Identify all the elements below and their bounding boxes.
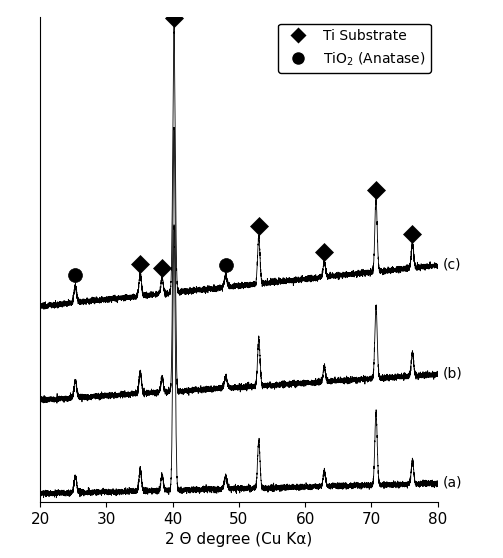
Text: (b): (b) bbox=[443, 367, 463, 381]
Text: (a): (a) bbox=[443, 475, 462, 489]
Text: (c): (c) bbox=[443, 258, 461, 272]
Legend: Ti Substrate, TiO$_2$ (Anatase): Ti Substrate, TiO$_2$ (Anatase) bbox=[278, 23, 431, 73]
X-axis label: 2 Θ degree (Cu Kα): 2 Θ degree (Cu Kα) bbox=[165, 532, 312, 547]
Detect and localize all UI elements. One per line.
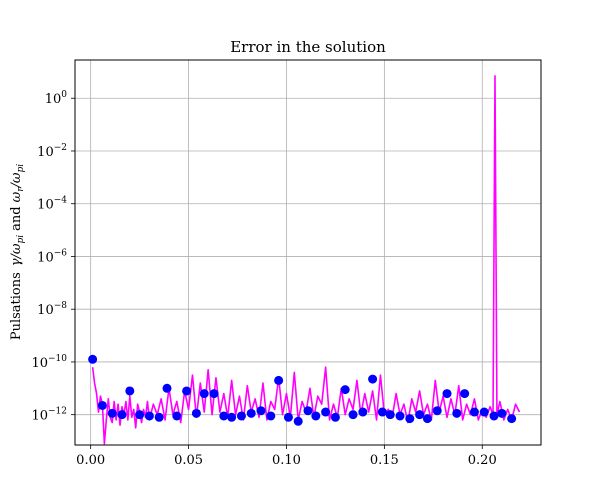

### What to work on
Return every line of the records above without any changes, leaving out the pictures.

### Full answer
Identify all the elements below and their bounding boxes.
Text: (b): (b) bbox=[443, 367, 463, 381]
Text: (a): (a) bbox=[443, 475, 462, 489]
Text: (c): (c) bbox=[443, 258, 461, 272]
Legend: Ti Substrate, TiO$_2$ (Anatase): Ti Substrate, TiO$_2$ (Anatase) bbox=[278, 23, 431, 73]
X-axis label: 2 Θ degree (Cu Kα): 2 Θ degree (Cu Kα) bbox=[165, 532, 312, 547]
Detect and localize all UI elements. One per line.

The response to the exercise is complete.